▸ **What this task involves**
Whenever a line in the data contains "JSON", show that line.

(Material for the task Opens)

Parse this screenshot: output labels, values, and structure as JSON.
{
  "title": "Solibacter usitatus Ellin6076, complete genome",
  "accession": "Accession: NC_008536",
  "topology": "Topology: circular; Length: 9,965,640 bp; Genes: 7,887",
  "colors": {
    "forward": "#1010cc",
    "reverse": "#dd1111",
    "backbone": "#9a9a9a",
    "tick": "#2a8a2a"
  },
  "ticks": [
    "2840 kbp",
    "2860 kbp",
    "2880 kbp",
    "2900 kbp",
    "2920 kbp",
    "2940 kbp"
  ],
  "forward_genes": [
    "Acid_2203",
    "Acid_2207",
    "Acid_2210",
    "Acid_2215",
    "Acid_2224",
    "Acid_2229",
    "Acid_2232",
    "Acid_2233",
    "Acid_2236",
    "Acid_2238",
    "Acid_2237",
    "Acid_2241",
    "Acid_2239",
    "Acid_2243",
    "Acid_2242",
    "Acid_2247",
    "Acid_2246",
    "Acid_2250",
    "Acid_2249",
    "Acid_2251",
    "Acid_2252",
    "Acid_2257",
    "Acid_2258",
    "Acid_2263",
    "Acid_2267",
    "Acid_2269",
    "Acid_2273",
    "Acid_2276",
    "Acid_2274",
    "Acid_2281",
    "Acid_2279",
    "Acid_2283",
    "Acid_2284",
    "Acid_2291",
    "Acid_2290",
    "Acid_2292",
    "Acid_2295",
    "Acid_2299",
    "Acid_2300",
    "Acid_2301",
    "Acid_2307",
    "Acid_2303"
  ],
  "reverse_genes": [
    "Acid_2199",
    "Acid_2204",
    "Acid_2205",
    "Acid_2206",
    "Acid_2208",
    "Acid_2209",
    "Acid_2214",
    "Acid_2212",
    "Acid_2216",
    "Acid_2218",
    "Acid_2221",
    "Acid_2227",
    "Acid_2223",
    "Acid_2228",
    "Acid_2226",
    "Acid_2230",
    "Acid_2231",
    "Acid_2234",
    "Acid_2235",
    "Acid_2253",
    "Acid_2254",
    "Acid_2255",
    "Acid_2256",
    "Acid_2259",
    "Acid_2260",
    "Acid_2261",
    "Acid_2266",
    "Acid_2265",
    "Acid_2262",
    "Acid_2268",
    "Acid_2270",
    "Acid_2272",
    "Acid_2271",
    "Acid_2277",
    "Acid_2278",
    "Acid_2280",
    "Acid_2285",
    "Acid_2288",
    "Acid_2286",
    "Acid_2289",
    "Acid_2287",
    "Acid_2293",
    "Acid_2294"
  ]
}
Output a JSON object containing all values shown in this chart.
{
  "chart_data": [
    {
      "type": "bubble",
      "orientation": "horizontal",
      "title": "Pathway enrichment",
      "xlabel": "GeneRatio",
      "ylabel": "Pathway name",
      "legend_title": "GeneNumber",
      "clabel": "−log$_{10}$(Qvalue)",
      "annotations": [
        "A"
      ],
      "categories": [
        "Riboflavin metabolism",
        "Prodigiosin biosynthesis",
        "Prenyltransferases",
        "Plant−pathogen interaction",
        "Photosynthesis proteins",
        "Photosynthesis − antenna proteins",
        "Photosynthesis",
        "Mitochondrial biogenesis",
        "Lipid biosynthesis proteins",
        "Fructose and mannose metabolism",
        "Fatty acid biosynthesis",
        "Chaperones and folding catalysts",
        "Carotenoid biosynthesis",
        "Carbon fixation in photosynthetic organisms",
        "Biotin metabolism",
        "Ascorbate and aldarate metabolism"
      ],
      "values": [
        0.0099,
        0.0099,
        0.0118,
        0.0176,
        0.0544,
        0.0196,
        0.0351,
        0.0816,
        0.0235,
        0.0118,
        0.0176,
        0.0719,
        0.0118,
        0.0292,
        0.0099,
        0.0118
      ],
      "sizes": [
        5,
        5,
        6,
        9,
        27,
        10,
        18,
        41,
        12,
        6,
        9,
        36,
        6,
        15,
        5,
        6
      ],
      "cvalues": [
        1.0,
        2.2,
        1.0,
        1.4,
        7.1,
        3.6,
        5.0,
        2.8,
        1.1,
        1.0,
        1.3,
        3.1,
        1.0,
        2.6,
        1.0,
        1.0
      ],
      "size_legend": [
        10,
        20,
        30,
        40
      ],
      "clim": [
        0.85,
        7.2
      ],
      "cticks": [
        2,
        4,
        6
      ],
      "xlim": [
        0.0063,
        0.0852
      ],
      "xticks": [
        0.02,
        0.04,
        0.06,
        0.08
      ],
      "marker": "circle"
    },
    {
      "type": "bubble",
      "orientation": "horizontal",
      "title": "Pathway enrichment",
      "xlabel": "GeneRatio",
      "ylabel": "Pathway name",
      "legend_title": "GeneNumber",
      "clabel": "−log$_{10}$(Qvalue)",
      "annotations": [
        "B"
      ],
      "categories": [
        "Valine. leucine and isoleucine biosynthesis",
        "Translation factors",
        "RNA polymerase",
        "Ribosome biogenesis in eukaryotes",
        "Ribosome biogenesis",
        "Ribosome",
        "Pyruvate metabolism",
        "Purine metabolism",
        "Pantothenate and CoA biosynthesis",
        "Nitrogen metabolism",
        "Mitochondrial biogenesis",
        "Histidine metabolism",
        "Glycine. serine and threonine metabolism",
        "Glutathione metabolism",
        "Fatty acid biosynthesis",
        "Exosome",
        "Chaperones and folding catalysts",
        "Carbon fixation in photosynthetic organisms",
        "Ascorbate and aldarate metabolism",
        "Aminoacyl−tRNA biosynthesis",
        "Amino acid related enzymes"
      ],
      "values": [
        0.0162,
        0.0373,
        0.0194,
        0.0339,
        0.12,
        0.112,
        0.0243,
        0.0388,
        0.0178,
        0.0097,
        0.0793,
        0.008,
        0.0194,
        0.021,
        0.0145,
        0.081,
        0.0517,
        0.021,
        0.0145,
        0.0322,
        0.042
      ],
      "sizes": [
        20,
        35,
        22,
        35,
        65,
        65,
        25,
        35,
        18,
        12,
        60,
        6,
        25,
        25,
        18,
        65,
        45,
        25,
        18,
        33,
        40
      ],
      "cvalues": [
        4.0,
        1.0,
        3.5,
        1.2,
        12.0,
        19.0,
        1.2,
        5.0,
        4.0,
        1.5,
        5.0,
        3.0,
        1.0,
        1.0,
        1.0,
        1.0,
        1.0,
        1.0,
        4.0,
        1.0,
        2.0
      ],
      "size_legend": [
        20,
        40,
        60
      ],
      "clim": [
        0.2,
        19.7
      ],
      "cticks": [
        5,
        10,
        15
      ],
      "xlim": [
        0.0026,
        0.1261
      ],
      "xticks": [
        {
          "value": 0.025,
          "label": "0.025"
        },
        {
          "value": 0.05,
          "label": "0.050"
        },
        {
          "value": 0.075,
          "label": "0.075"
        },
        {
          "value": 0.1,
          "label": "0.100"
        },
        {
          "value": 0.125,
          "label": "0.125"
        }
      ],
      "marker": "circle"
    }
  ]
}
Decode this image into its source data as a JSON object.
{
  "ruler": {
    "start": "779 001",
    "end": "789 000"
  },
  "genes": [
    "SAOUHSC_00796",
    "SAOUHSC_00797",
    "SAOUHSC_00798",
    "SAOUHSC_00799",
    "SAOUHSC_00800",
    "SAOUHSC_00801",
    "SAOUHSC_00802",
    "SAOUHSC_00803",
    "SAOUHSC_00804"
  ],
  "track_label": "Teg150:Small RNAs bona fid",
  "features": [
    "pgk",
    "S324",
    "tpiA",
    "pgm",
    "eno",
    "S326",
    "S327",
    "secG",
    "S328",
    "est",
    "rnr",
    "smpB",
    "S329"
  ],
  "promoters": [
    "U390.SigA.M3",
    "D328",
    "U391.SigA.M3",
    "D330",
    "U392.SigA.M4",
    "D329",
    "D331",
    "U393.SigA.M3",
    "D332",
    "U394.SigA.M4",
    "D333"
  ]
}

(Material for the task Closes)

▸ **Answer to this task**
Parse this screenshot: output labels, values, and structure as JSON.
Output a JSON object containing all values shown in this chart.
Decode this image into its source data as a JSON object.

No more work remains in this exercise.